(Collected data entries)
· · · · ·

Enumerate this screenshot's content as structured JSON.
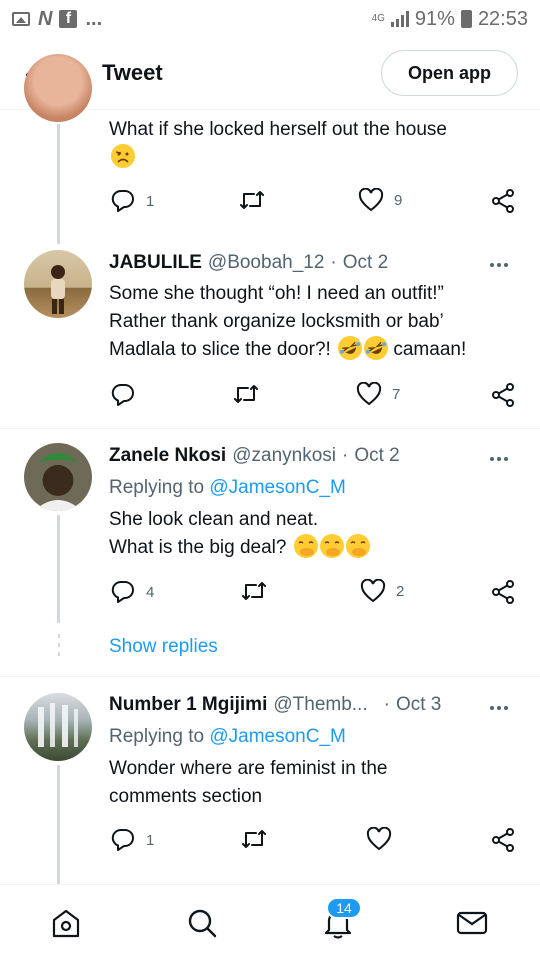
{
  "status_bar": {
    "notification_icons": [
      "image-icon",
      "n-logo-icon",
      "facebook-icon"
    ],
    "notif_n": "N",
    "notif_f": "f",
    "more": "...",
    "network": "4G",
    "battery": "91%",
    "time": "22:53"
  },
  "header": {
    "back_icon": "back-arrow-icon",
    "title": "Tweet",
    "open_app_label": "Open app"
  },
  "tweets": [
    {
      "text": "What if she locked herself out the house",
      "emoji": [
        "sad-face-emoji"
      ],
      "actions": {
        "reply_count": "1",
        "retweet_count": "",
        "like_count": "9"
      }
    },
    {
      "name": "JABULILE",
      "handle": "@Boobah_12",
      "dot": "·",
      "date": "Oct 2",
      "text_line1": "Some she thought “oh! I need an outfit!”",
      "text_line2": "Rather thank organize locksmith or bab’",
      "text_line3": "Madlala to slice the door?!",
      "text_line3_suffix": "camaan!",
      "emoji": [
        "rofl-emoji",
        "rofl-emoji"
      ],
      "actions": {
        "reply_count": "",
        "retweet_count": "",
        "like_count": "7"
      }
    },
    {
      "name": "Zanele Nkosi",
      "handle": "@zanynkosi",
      "dot": "·",
      "date": "Oct 2",
      "replying_prefix": "Replying to",
      "replying_to": "@JamesonC_M",
      "text_line1": "She look clean and neat.",
      "text_line2": "What is the big deal?",
      "emoji": [
        "hand-over-mouth-emoji",
        "hand-over-mouth-emoji",
        "hand-over-mouth-emoji"
      ],
      "actions": {
        "reply_count": "4",
        "retweet_count": "",
        "like_count": "2"
      }
    },
    {
      "name": "Number 1 Mgijimi",
      "handle": "@Themb...",
      "dot": "·",
      "date": "Oct 3",
      "replying_prefix": "Replying to",
      "replying_to": "@JamesonC_M",
      "text_line1": "Wonder where are feminist in the",
      "text_line2": "comments section",
      "actions": {
        "reply_count": "1",
        "retweet_count": "",
        "like_count": ""
      }
    }
  ],
  "show_replies_label": "Show replies",
  "bottom_nav": {
    "items": [
      "home-icon",
      "search-icon",
      "notifications-icon",
      "messages-icon"
    ],
    "notification_badge": "14"
  },
  "colors": {
    "accent": "#1d9bf0",
    "text": "#0f1419",
    "secondary_text": "#536471",
    "divider": "#eff3f4",
    "thread_line": "#cfd9de"
  }
}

· · · · ·

**TASK OBJECTIVE**.
Return only the number of lines in the preceding records that contain the string "name".

**RESPONSE**.
3